* _What this task involves_
Without the images, print all the entries below exactly as given.

* _Material for this exercise_
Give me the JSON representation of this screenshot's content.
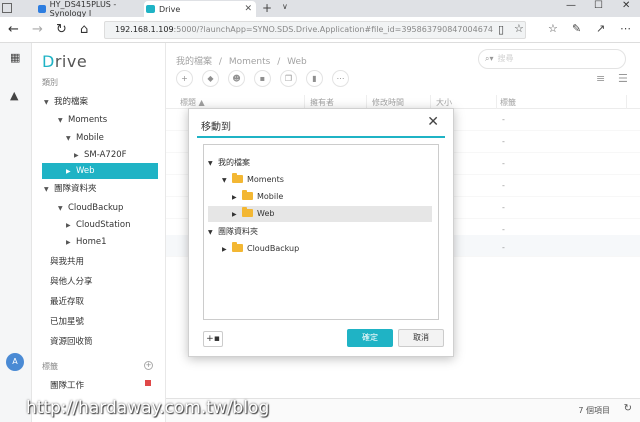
{
  "browser": {
    "tabs": [
      {
        "label": "HY_DS415PLUS - Synology I",
        "favicon_color": "#2d7de0"
      },
      {
        "label": "Drive",
        "favicon_color": "#1fb3c5"
      }
    ],
    "url_host": "192.168.1.109",
    "url_rest": ":5000/?launchApp=SYNO.SDS.Drive.Application#file_id=395863790847004674",
    "new_tab": "+",
    "tab_menu": "∨",
    "win_min": "—",
    "win_max": "☐",
    "win_close": "✕"
  },
  "sidebar": {
    "logo_first": "D",
    "logo_rest": "rive",
    "category_label": "類別",
    "tree": [
      {
        "label": "我的檔案",
        "caret": "▼"
      },
      {
        "label": "Moments",
        "caret": "▼"
      },
      {
        "label": "Mobile",
        "caret": "▼"
      },
      {
        "label": "SM-A720F",
        "caret": "▶"
      },
      {
        "label": "Web",
        "caret": "▶"
      },
      {
        "label": "團隊資料夾",
        "caret": "▼"
      },
      {
        "label": "CloudBackup",
        "caret": "▼"
      },
      {
        "label": "CloudStation",
        "caret": "▶"
      },
      {
        "label": "Home1",
        "caret": "▶"
      }
    ],
    "links": [
      "與我共用",
      "與他人分享",
      "最近存取",
      "已加星號",
      "資源回收筒"
    ],
    "labels_section": "標籤",
    "label_item": "團隊工作",
    "avatar": "A"
  },
  "main": {
    "breadcrumb": [
      "我的檔案",
      "/",
      "Moments",
      "/",
      "Web"
    ],
    "search_placeholder": "搜尋",
    "columns": [
      "標題 ▲",
      "擁有者",
      "修改時間",
      "大小",
      "標籤"
    ],
    "rows": [
      "-",
      "-",
      "-",
      "-",
      "-",
      "-",
      "-"
    ],
    "item_count": "7 個項目"
  },
  "modal": {
    "title": "移動到",
    "tree": [
      {
        "label": "我的檔案",
        "caret": "▼",
        "folder": false
      },
      {
        "label": "Moments",
        "caret": "▼",
        "folder": true
      },
      {
        "label": "Mobile",
        "caret": "▶",
        "folder": true
      },
      {
        "label": "Web",
        "caret": "▶",
        "folder": true
      },
      {
        "label": "團隊資料夾",
        "caret": "▼",
        "folder": false
      },
      {
        "label": "CloudBackup",
        "caret": "▶",
        "folder": true
      }
    ],
    "confirm": "確定",
    "cancel": "取消"
  },
  "watermark": "http://hardaway.com.tw/blog",
  "colors": {
    "accent": "#1fb3c5",
    "folder": "#f3b733",
    "label_red": "#e04848"
  }
}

* _Result_
Give me the JSON representation of this screenshot's content.
{
  "browser": {
    "tabs": [
      {
        "label": "HY_DS415PLUS - Synology I",
        "favicon_color": "#2d7de0"
      },
      {
        "label": "Drive",
        "favicon_color": "#1fb3c5"
      }
    ],
    "url_host": "192.168.1.109",
    "url_rest": ":5000/?launchApp=SYNO.SDS.Drive.Application#file_id=395863790847004674",
    "new_tab": "+",
    "tab_menu": "∨",
    "win_min": "—",
    "win_max": "☐",
    "win_close": "✕"
  },
  "sidebar": {
    "logo_first": "D",
    "logo_rest": "rive",
    "category_label": "類別",
    "tree": [
      {
        "label": "我的檔案",
        "caret": "▼"
      },
      {
        "label": "Moments",
        "caret": "▼"
      },
      {
        "label": "Mobile",
        "caret": "▼"
      },
      {
        "label": "SM-A720F",
        "caret": "▶"
      },
      {
        "label": "Web",
        "caret": "▶"
      },
      {
        "label": "團隊資料夾",
        "caret": "▼"
      },
      {
        "label": "CloudBackup",
        "caret": "▼"
      },
      {
        "label": "CloudStation",
        "caret": "▶"
      },
      {
        "label": "Home1",
        "caret": "▶"
      }
    ],
    "links": [
      "與我共用",
      "與他人分享",
      "最近存取",
      "已加星號",
      "資源回收筒"
    ],
    "labels_section": "標籤",
    "label_item": "團隊工作",
    "avatar": "A"
  },
  "main": {
    "breadcrumb": [
      "我的檔案",
      "/",
      "Moments",
      "/",
      "Web"
    ],
    "search_placeholder": "搜尋",
    "columns": [
      "標題 ▲",
      "擁有者",
      "修改時間",
      "大小",
      "標籤"
    ],
    "rows": [
      "-",
      "-",
      "-",
      "-",
      "-",
      "-",
      "-"
    ],
    "item_count": "7 個項目"
  },
  "modal": {
    "title": "移動到",
    "tree": [
      {
        "label": "我的檔案",
        "caret": "▼",
        "folder": false
      },
      {
        "label": "Moments",
        "caret": "▼",
        "folder": true
      },
      {
        "label": "Mobile",
        "caret": "▶",
        "folder": true
      },
      {
        "label": "Web",
        "caret": "▶",
        "folder": true
      },
      {
        "label": "團隊資料夾",
        "caret": "▼",
        "folder": false
      },
      {
        "label": "CloudBackup",
        "caret": "▶",
        "folder": true
      }
    ],
    "confirm": "確定",
    "cancel": "取消"
  },
  "watermark": "http://hardaway.com.tw/blog",
  "colors": {
    "accent": "#1fb3c5",
    "folder": "#f3b733",
    "label_red": "#e04848"
  }
}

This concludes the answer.